Reproduce every entry in the listing without alteration.

## Start

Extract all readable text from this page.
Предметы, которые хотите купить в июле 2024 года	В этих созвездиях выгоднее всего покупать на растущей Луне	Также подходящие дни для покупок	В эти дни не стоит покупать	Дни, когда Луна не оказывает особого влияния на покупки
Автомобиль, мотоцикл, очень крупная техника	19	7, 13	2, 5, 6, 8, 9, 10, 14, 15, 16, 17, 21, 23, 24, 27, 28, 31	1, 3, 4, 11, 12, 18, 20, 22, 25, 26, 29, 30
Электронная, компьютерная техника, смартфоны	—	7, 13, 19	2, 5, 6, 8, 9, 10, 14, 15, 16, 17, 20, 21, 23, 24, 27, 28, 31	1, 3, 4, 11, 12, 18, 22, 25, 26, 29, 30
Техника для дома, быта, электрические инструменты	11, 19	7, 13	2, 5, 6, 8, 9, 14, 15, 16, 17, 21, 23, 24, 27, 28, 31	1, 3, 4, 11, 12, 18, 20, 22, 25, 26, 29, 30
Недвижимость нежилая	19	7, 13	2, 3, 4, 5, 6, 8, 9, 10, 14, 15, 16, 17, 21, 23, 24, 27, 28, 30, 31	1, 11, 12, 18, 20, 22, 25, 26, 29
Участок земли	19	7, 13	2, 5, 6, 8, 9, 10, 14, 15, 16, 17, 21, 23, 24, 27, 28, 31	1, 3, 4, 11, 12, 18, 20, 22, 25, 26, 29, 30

## End

Solution for this problem:
Extract all readable text from this page.
Предметы, которые хотите купить в июле 2024 года	В этих созвездиях выгоднее всего покупать на растущей Луне	Также подходящие дни для покупок	В эти дни не стоит покупать	Дни, когда Луна не оказывает особого влияния на покупки
Автомобиль, мотоцикл, очень крупная техника	19	7, 13	2, 5, 6, 8, 9, 10, 14, 15, 16, 17, 21, 23, 24, 27, 28, 31	1, 3, 4, 11, 12, 18, 20, 22, 25, 26, 29, 30
Электронная, компьютерная техника, смартфоны	—	7, 13, 19	2, 5, 6, 8, 9, 10, 14, 15, 16, 17, 20, 21, 23, 24, 27, 28, 31	1, 3, 4, 11, 12, 18, 22, 25, 26, 29, 30
Техника для дома, быта, электрические инструменты	11, 19	7, 13	2, 5, 6, 8, 9, 14, 15, 16, 17, 21, 23, 24, 27, 28, 31	1, 3, 4, 11, 12, 18, 20, 22, 25, 26, 29, 30
Недвижимость нежилая	19	7, 13	2, 3, 4, 5, 6, 8, 9, 10, 14, 15, 16, 17, 21, 23, 24, 27, 28, 30, 31	1, 11, 12, 18, 20, 22, 25, 26, 29
Участок земли	19	7, 13	2, 5, 6, 8, 9, 10, 14, 15, 16, 17, 21, 23, 24, 27, 28, 31	1, 3, 4, 11, 12, 18, 20, 22, 25, 26, 29, 30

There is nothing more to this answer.